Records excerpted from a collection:
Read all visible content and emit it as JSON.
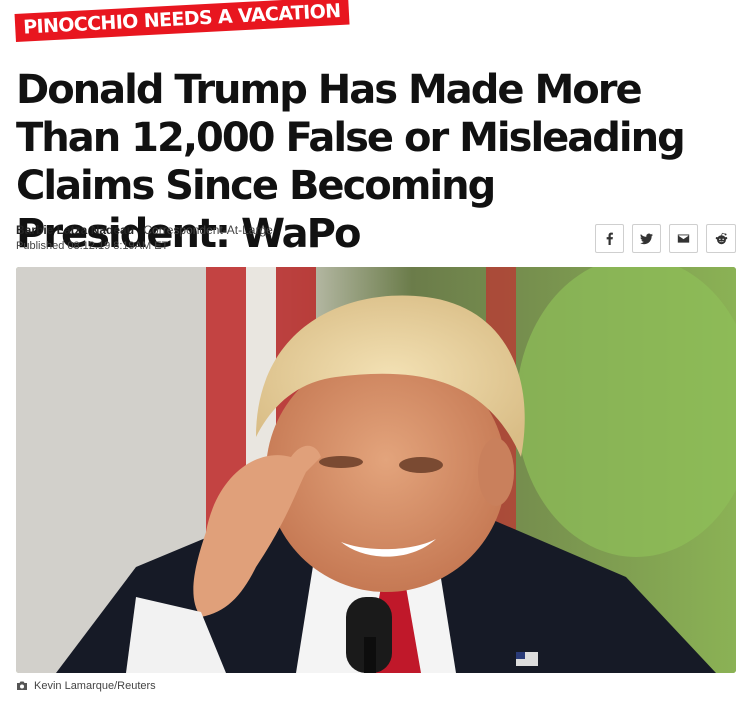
{
  "rubric": {
    "label": "PINOCCHIO NEEDS A VACATION",
    "color": "#e8161f"
  },
  "article": {
    "headline": "Donald Trump Has Made More Than 12,000 False or Misleading Claims Since Becoming President: WaPo",
    "author": "Barbie Latza Nadeau",
    "author_role": "Correspondent-At-Large",
    "published": "Published 08.12.19 8:19AM ET"
  },
  "share": {
    "icons": [
      "facebook-icon",
      "twitter-icon",
      "email-icon",
      "reddit-icon"
    ]
  },
  "photo": {
    "credit": "Kevin Lamarque/Reuters",
    "credit_icon": "camera-icon"
  }
}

## [What is needed]
Retype every entry verbatim and exclude the pictures from the copy.

## [Solution to this task]
Read all visible content and emit it as JSON.
{
  "rubric": {
    "label": "PINOCCHIO NEEDS A VACATION",
    "color": "#e8161f"
  },
  "article": {
    "headline": "Donald Trump Has Made More Than 12,000 False or Misleading Claims Since Becoming President: WaPo",
    "author": "Barbie Latza Nadeau",
    "author_role": "Correspondent-At-Large",
    "published": "Published 08.12.19 8:19AM ET"
  },
  "share": {
    "icons": [
      "facebook-icon",
      "twitter-icon",
      "email-icon",
      "reddit-icon"
    ]
  },
  "photo": {
    "credit": "Kevin Lamarque/Reuters",
    "credit_icon": "camera-icon"
  }
}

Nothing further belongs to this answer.